Source records:

_____

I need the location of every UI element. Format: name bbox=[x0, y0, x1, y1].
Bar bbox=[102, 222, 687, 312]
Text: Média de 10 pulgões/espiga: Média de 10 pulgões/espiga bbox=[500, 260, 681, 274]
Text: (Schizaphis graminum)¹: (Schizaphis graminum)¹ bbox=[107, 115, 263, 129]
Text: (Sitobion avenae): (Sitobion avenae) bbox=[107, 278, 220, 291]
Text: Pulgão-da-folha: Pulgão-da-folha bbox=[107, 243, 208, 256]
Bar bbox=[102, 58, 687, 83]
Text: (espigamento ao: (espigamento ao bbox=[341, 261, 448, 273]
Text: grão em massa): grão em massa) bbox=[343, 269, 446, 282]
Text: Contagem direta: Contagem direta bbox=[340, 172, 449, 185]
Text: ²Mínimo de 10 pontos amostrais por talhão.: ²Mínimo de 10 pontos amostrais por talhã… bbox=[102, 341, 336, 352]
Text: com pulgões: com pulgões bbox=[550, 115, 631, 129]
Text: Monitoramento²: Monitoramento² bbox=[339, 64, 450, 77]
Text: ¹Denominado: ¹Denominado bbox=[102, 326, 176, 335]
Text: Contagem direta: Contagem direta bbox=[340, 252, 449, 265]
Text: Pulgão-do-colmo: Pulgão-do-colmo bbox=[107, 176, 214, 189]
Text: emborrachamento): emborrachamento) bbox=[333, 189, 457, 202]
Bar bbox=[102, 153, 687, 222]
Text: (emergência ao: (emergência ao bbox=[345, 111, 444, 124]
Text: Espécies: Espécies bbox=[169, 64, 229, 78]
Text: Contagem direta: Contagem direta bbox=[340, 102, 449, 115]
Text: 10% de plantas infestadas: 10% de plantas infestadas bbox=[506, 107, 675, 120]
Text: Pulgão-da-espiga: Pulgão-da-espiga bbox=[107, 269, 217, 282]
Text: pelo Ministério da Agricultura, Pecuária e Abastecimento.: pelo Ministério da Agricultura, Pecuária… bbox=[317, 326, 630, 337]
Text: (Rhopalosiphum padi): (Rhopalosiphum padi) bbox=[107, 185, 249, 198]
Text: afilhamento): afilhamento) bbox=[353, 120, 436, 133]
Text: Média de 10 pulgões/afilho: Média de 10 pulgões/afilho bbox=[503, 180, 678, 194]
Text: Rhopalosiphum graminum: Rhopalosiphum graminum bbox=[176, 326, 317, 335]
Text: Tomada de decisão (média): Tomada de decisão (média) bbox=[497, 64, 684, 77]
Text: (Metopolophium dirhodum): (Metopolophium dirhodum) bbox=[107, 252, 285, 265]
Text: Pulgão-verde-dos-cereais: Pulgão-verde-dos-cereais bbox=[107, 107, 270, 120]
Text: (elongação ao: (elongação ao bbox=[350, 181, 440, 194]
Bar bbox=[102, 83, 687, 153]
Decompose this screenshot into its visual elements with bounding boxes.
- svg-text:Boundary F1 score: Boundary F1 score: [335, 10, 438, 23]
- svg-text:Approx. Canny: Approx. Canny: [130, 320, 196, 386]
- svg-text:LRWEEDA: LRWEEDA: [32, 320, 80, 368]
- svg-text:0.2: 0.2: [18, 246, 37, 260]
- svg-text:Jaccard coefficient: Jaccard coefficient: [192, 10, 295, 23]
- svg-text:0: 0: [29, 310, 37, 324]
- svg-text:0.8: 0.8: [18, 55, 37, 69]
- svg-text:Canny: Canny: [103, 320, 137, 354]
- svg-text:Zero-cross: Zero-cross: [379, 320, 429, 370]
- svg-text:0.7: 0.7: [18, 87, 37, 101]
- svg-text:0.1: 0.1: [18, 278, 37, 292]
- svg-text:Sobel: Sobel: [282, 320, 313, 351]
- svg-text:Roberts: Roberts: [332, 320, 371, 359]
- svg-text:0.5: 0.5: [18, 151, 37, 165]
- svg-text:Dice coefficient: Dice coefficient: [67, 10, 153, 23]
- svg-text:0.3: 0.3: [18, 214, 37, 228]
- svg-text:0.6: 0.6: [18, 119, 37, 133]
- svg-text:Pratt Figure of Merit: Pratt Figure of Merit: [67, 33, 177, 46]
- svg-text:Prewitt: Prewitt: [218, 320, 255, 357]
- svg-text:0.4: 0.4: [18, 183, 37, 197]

_____

Render every line of the records above as a Markdown table with the columns Row and Line, numbering each line in order and leaving out any blank lines.

| Row | Line |
|---|---|
| 1 | I need the location of every UI element. Format: name bbox=[x0, y0, x1, y1]. |
| 2 | Bar bbox=[102, 222, 687, 312] |
| 3 | Text: Média de 10 pulgões/espiga: Média de 10 pulgões/espiga bbox=[500, 260, 681, 274] |
| 4 | Text: (Schizaphis graminum)¹: (Schizaphis graminum)¹ bbox=[107, 115, 263, 129] |
| 5 | Text: (Sitobion avenae): (Sitobion avenae) bbox=[107, 278, 220, 291] |
| 6 | Text: Pulgão-da-folha: Pulgão-da-folha bbox=[107, 243, 208, 256] |
| 7 | Bar bbox=[102, 58, 687, 83] |
| 8 | Text: (espigamento ao: (espigamento ao bbox=[341, 261, 448, 273] |
| 9 | Text: grão em massa): grão em massa) bbox=[343, 269, 446, 282] |
| 10 | Text: Contagem direta: Contagem direta bbox=[340, 172, 449, 185] |
| 11 | Text: ²Mínimo de 10 pontos amostrais por talhão.: ²Mínimo de 10 pontos amostrais por talhã… bbox=[102, 341, 336, 352] |
| 12 | Text: com pulgões: com pulgões bbox=[550, 115, 631, 129] |
| 13 | Text: Monitoramento²: Monitoramento² bbox=[339, 64, 450, 77] |
| 14 | Text: ¹Denominado: ¹Denominado bbox=[102, 326, 176, 335] |
| 15 | Text: Contagem direta: Contagem direta bbox=[340, 252, 449, 265] |
| 16 | Text: Pulgão-do-colmo: Pulgão-do-colmo bbox=[107, 176, 214, 189] |
| 17 | Text: emborrachamento): emborrachamento) bbox=[333, 189, 457, 202] |
| 18 | Bar bbox=[102, 153, 687, 222] |
| 19 | Text: (emergência ao: (emergência ao bbox=[345, 111, 444, 124] |
| 20 | Text: Espécies: Espécies bbox=[169, 64, 229, 78] |
| 21 | Text: Contagem direta: Contagem direta bbox=[340, 102, 449, 115] |
| 22 | Text: 10% de plantas infestadas: 10% de plantas infestadas bbox=[506, 107, 675, 120] |
| 23 | Text: Pulgão-da-espiga: Pulgão-da-espiga bbox=[107, 269, 217, 282] |
| 24 | Text: pelo Ministério da Agricultura, Pecuária e Abastecimento.: pelo Ministério da Agricultura, Pecuária… bbox=[317, 326, 630, 337] |
| 25 | Text: (Rhopalosiphum padi): (Rhopalosiphum padi) bbox=[107, 185, 249, 198] |
| 26 | Text: afilhamento): afilhamento) bbox=[353, 120, 436, 133] |
| 27 | Text: Média de 10 pulgões/afilho: Média de 10 pulgões/afilho bbox=[503, 180, 678, 194] |
| 28 | Text: Rhopalosiphum graminum: Rhopalosiphum graminum bbox=[176, 326, 317, 335] |
| 29 | Text: Tomada de decisão (média): Tomada de decisão (média) bbox=[497, 64, 684, 77] |
| 30 | Text: (Metopolophium dirhodum): (Metopolophium dirhodum) bbox=[107, 252, 285, 265] |
| 31 | Text: Pulgão-verde-dos-cereais: Pulgão-verde-dos-cereais bbox=[107, 107, 270, 120] |
| 32 | Text: (elongação ao: (elongação ao bbox=[350, 181, 440, 194] |
| 33 | Bar bbox=[102, 83, 687, 153] |
| 34 | Decompose this screenshot into its visual elements with bounding boxes. |
| 35 | - svg-text:Boundary F1 score: Boundary F1 score: [335, 10, 438, 23] |
| 36 | - svg-text:Approx. Canny: Approx. Canny: [130, 320, 196, 386] |
| 37 | - svg-text:LRWEEDA: LRWEEDA: [32, 320, 80, 368] |
| 38 | - svg-text:0.2: 0.2: [18, 246, 37, 260] |
| 39 | - svg-text:Jaccard coefficient: Jaccard coefficient: [192, 10, 295, 23] |
| 40 | - svg-text:0: 0: [29, 310, 37, 324] |
| 41 | - svg-text:0.8: 0.8: [18, 55, 37, 69] |
| 42 | - svg-text:Canny: Canny: [103, 320, 137, 354] |
| 43 | - svg-text:Zero-cross: Zero-cross: [379, 320, 429, 370] |
| 44 | - svg-text:0.7: 0.7: [18, 87, 37, 101] |
| 45 | - svg-text:0.1: 0.1: [18, 278, 37, 292] |
| 46 | - svg-text:Sobel: Sobel: [282, 320, 313, 351] |
| 47 | - svg-text:Roberts: Roberts: [332, 320, 371, 359] |
| 48 | - svg-text:0.5: 0.5: [18, 151, 37, 165] |
| 49 | - svg-text:Dice coefficient: Dice coefficient: [67, 10, 153, 23] |
| 50 | - svg-text:0.3: 0.3: [18, 214, 37, 228] |
| 51 | - svg-text:0.6: 0.6: [18, 119, 37, 133] |
| 52 | - svg-text:Pratt Figure of Merit: Pratt Figure of Merit: [67, 33, 177, 46] |
| 53 | - svg-text:Prewitt: Prewitt: [218, 320, 255, 357] |
| 54 | - svg-text:0.4: 0.4: [18, 183, 37, 197] |